▸ Task requirements
Transcribe exactly the lines from the one holding "Transcribe this image's" to the end of the data below, including both of those lines and no others.

>> start Record excerpts

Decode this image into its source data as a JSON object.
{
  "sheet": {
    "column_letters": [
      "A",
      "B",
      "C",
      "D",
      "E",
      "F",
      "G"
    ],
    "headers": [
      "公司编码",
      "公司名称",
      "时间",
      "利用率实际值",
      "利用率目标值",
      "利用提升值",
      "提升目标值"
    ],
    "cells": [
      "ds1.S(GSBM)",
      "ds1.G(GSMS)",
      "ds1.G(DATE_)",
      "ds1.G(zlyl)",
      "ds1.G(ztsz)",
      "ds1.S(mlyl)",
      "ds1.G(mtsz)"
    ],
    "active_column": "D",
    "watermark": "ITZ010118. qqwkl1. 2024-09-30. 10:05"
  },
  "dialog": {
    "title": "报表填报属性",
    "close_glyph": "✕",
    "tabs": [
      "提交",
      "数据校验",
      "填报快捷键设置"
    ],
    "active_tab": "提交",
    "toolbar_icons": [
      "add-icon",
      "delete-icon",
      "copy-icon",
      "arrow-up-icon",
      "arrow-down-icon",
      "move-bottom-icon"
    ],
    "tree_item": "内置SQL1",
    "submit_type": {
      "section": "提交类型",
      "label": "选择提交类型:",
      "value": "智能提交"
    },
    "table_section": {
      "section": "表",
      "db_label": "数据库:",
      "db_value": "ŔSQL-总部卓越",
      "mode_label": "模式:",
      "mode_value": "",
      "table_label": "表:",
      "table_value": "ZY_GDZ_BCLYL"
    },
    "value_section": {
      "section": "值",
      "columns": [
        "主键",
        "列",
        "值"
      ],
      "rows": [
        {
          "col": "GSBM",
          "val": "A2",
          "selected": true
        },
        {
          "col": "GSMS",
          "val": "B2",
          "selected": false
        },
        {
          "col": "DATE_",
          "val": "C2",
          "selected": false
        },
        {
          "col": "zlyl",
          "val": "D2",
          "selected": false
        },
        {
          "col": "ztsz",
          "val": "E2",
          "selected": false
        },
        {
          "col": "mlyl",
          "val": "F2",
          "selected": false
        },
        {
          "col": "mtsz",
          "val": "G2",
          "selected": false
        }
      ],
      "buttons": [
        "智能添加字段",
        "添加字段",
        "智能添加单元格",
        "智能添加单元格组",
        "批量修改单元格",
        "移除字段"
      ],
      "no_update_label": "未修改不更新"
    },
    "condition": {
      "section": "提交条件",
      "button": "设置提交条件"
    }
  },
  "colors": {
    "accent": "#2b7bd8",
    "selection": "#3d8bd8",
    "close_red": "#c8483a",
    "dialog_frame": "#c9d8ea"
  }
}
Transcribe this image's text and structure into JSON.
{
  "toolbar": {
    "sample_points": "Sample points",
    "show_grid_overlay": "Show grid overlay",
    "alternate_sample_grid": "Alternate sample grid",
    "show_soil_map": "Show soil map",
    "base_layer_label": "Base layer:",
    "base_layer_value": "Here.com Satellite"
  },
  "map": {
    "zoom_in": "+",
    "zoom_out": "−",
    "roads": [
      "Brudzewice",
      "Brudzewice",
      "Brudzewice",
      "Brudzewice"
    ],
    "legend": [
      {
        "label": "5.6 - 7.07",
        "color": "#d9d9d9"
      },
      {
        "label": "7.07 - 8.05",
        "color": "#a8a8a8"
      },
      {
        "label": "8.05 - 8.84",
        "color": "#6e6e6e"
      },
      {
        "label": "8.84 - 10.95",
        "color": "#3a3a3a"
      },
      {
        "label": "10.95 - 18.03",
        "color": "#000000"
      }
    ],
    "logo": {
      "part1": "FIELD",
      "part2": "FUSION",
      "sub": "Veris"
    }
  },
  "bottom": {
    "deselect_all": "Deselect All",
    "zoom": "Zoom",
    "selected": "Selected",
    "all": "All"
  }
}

>> end Record excerpts

▸ In response
Transcribe this image's text and structure into JSON.
{
  "toolbar": {
    "sample_points": "Sample points",
    "show_grid_overlay": "Show grid overlay",
    "alternate_sample_grid": "Alternate sample grid",
    "show_soil_map": "Show soil map",
    "base_layer_label": "Base layer:",
    "base_layer_value": "Here.com Satellite"
  },
  "map": {
    "zoom_in": "+",
    "zoom_out": "−",
    "roads": [
      "Brudzewice",
      "Brudzewice",
      "Brudzewice",
      "Brudzewice"
    ],
    "legend": [
      {
        "label": "5.6 - 7.07",
        "color": "#d9d9d9"
      },
      {
        "label": "7.07 - 8.05",
        "color": "#a8a8a8"
      },
      {
        "label": "8.05 - 8.84",
        "color": "#6e6e6e"
      },
      {
        "label": "8.84 - 10.95",
        "color": "#3a3a3a"
      },
      {
        "label": "10.95 - 18.03",
        "color": "#000000"
      }
    ],
    "logo": {
      "part1": "FIELD",
      "part2": "FUSION",
      "sub": "Veris"
    }
  },
  "bottom": {
    "deselect_all": "Deselect All",
    "zoom": "Zoom",
    "selected": "Selected",
    "all": "All"
  }
}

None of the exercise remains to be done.